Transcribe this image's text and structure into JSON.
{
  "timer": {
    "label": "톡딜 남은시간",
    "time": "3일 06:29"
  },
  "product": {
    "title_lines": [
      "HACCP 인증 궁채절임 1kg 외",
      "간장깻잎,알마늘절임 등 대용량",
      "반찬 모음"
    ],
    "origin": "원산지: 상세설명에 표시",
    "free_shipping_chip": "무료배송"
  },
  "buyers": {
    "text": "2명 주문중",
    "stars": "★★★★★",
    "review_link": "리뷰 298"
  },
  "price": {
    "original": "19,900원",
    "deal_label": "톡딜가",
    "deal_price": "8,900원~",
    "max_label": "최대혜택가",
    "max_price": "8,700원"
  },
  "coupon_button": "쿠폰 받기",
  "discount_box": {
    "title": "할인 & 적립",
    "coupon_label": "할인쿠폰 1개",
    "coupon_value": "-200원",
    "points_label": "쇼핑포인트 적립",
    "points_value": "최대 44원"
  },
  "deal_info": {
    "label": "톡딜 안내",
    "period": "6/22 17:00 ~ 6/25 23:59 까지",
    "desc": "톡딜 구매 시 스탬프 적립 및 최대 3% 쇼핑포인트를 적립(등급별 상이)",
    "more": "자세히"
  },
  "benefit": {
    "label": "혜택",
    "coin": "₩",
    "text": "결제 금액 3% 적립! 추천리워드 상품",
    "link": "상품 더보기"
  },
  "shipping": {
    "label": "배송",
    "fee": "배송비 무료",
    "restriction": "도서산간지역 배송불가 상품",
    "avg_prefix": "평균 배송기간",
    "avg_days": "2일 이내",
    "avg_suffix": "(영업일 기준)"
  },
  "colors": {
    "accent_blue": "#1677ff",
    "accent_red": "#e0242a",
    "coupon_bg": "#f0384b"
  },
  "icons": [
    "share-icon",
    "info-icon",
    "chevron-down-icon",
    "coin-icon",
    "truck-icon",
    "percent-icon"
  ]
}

◆ ◆ ◆ ◆ ◆ ◆ ◆

* **PROBLEM DETAILS**: Repeat the material above exactly.

* **SOLUTION BELOW**:
Transcribe this image's text and structure into JSON.
{
  "timer": {
    "label": "톡딜 남은시간",
    "time": "3일 06:29"
  },
  "product": {
    "title_lines": [
      "HACCP 인증 궁채절임 1kg 외",
      "간장깻잎,알마늘절임 등 대용량",
      "반찬 모음"
    ],
    "origin": "원산지: 상세설명에 표시",
    "free_shipping_chip": "무료배송"
  },
  "buyers": {
    "text": "2명 주문중",
    "stars": "★★★★★",
    "review_link": "리뷰 298"
  },
  "price": {
    "original": "19,900원",
    "deal_label": "톡딜가",
    "deal_price": "8,900원~",
    "max_label": "최대혜택가",
    "max_price": "8,700원"
  },
  "coupon_button": "쿠폰 받기",
  "discount_box": {
    "title": "할인 & 적립",
    "coupon_label": "할인쿠폰 1개",
    "coupon_value": "-200원",
    "points_label": "쇼핑포인트 적립",
    "points_value": "최대 44원"
  },
  "deal_info": {
    "label": "톡딜 안내",
    "period": "6/22 17:00 ~ 6/25 23:59 까지",
    "desc": "톡딜 구매 시 스탬프 적립 및 최대 3% 쇼핑포인트를 적립(등급별 상이)",
    "more": "자세히"
  },
  "benefit": {
    "label": "혜택",
    "coin": "₩",
    "text": "결제 금액 3% 적립! 추천리워드 상품",
    "link": "상품 더보기"
  },
  "shipping": {
    "label": "배송",
    "fee": "배송비 무료",
    "restriction": "도서산간지역 배송불가 상품",
    "avg_prefix": "평균 배송기간",
    "avg_days": "2일 이내",
    "avg_suffix": "(영업일 기준)"
  },
  "colors": {
    "accent_blue": "#1677ff",
    "accent_red": "#e0242a",
    "coupon_bg": "#f0384b"
  },
  "icons": [
    "share-icon",
    "info-icon",
    "chevron-down-icon",
    "coin-icon",
    "truck-icon",
    "percent-icon"
  ]
}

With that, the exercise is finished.